→ What you have to do
Copy the records word for word, from their first line through the line containing "diameter-measure-line <box>314 472".

(Dataset records)
···
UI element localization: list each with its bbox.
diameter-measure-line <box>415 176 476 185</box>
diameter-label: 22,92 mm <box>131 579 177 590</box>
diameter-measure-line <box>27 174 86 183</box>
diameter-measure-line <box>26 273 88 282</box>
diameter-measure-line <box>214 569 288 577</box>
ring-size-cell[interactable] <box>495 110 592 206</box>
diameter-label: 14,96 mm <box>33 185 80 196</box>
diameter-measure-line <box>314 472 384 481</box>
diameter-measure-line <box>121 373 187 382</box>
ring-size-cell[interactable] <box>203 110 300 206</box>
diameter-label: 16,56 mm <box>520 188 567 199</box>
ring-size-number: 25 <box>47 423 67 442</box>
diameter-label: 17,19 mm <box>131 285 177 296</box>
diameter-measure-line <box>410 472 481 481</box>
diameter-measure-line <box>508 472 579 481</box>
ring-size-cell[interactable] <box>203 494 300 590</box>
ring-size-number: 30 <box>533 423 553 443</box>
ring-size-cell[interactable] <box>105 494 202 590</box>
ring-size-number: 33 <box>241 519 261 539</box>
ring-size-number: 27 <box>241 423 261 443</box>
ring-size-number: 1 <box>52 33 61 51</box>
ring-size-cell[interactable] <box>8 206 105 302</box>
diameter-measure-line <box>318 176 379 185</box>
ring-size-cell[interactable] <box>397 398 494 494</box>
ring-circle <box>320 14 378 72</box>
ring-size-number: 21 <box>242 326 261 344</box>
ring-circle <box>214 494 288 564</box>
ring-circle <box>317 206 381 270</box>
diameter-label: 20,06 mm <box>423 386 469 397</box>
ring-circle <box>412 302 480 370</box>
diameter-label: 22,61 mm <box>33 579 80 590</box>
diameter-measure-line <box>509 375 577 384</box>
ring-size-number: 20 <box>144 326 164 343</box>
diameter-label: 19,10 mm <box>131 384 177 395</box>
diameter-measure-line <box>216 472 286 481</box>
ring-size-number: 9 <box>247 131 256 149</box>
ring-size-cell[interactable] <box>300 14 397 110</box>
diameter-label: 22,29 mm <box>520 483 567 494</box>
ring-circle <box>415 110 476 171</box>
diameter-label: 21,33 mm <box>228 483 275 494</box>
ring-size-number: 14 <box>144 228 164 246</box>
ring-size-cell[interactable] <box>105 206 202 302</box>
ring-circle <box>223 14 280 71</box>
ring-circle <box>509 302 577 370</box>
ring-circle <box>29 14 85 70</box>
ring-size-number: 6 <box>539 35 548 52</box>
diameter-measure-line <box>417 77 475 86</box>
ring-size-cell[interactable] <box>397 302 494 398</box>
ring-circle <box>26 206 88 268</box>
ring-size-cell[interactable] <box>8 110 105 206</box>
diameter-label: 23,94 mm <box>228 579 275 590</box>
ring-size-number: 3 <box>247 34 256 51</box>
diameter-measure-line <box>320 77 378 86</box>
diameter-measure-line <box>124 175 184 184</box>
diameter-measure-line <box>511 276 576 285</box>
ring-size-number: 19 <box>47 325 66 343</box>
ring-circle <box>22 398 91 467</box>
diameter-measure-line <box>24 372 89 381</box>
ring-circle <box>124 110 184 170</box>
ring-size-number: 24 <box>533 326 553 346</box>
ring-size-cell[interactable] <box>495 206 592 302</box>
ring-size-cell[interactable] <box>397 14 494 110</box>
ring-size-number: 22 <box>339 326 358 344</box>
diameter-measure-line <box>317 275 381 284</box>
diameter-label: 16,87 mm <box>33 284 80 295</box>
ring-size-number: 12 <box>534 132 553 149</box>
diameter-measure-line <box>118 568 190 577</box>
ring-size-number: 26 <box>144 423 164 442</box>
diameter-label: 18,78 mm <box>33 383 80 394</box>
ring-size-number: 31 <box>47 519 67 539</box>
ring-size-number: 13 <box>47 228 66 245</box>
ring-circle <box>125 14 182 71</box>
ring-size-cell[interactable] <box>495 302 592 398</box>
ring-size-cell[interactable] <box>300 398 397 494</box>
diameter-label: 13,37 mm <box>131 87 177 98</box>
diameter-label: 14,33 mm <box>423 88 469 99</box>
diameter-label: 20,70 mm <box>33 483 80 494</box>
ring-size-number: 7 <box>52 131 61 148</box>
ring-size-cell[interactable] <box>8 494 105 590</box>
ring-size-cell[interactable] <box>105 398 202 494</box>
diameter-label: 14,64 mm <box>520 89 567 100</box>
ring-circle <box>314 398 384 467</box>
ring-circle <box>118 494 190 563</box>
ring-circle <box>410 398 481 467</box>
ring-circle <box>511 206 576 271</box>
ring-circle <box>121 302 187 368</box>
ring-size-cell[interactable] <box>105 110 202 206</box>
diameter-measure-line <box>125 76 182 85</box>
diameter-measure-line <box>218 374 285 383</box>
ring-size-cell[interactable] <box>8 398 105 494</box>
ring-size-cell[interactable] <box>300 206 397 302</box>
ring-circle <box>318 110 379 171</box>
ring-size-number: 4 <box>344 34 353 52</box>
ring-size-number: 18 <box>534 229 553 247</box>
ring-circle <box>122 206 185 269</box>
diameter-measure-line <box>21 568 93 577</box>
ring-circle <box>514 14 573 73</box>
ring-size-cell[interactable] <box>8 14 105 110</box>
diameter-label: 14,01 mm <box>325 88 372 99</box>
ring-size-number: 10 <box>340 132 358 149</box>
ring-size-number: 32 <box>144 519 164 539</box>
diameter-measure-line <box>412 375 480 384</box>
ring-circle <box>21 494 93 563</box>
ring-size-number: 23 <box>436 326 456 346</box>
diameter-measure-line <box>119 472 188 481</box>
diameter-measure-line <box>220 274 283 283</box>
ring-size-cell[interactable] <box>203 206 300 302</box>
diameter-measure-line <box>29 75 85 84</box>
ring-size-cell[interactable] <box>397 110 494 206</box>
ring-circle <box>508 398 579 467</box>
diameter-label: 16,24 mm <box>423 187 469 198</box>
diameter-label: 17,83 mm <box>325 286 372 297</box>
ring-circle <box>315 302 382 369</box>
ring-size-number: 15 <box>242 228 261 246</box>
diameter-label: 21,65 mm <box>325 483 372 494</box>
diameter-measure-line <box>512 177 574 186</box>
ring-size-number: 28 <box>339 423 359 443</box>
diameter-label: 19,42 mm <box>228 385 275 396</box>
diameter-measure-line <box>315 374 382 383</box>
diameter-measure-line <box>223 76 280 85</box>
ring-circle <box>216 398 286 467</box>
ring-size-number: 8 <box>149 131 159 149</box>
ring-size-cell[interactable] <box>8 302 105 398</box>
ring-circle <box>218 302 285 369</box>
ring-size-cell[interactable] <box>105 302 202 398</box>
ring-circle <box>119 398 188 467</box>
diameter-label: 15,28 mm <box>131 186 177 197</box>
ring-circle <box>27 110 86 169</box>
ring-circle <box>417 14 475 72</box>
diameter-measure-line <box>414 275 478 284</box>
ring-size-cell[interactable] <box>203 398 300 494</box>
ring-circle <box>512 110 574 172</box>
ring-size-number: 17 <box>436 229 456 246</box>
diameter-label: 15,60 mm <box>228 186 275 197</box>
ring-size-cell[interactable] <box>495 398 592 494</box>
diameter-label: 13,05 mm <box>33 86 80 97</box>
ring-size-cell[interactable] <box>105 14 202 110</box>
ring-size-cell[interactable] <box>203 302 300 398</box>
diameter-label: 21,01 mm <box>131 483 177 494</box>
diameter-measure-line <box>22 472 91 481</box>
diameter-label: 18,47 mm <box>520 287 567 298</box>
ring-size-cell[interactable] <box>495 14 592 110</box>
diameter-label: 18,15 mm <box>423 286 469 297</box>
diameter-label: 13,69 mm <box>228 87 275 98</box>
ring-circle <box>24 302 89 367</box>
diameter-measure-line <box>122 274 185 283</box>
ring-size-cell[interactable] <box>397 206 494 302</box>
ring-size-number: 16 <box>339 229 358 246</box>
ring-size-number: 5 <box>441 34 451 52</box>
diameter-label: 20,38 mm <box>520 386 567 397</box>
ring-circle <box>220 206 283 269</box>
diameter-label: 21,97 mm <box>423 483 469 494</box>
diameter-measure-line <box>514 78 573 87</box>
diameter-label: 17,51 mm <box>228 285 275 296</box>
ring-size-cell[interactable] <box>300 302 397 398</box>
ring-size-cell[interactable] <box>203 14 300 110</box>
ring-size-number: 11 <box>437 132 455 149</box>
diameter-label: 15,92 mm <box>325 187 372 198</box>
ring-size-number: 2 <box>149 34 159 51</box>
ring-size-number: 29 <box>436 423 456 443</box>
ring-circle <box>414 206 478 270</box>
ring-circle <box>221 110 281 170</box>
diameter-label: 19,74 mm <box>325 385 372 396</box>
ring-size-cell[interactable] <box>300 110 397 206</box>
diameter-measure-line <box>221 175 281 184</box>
···
→ Output below
UI element localization: list each with its bbox.
diameter-measure-line <box>415 176 476 185</box>
diameter-label: 22,92 mm <box>131 579 177 590</box>
diameter-measure-line <box>27 174 86 183</box>
diameter-measure-line <box>26 273 88 282</box>
diameter-measure-line <box>214 569 288 577</box>
ring-size-cell[interactable] <box>495 110 592 206</box>
diameter-label: 14,96 mm <box>33 185 80 196</box>
diameter-measure-line <box>314 472 384 481</box>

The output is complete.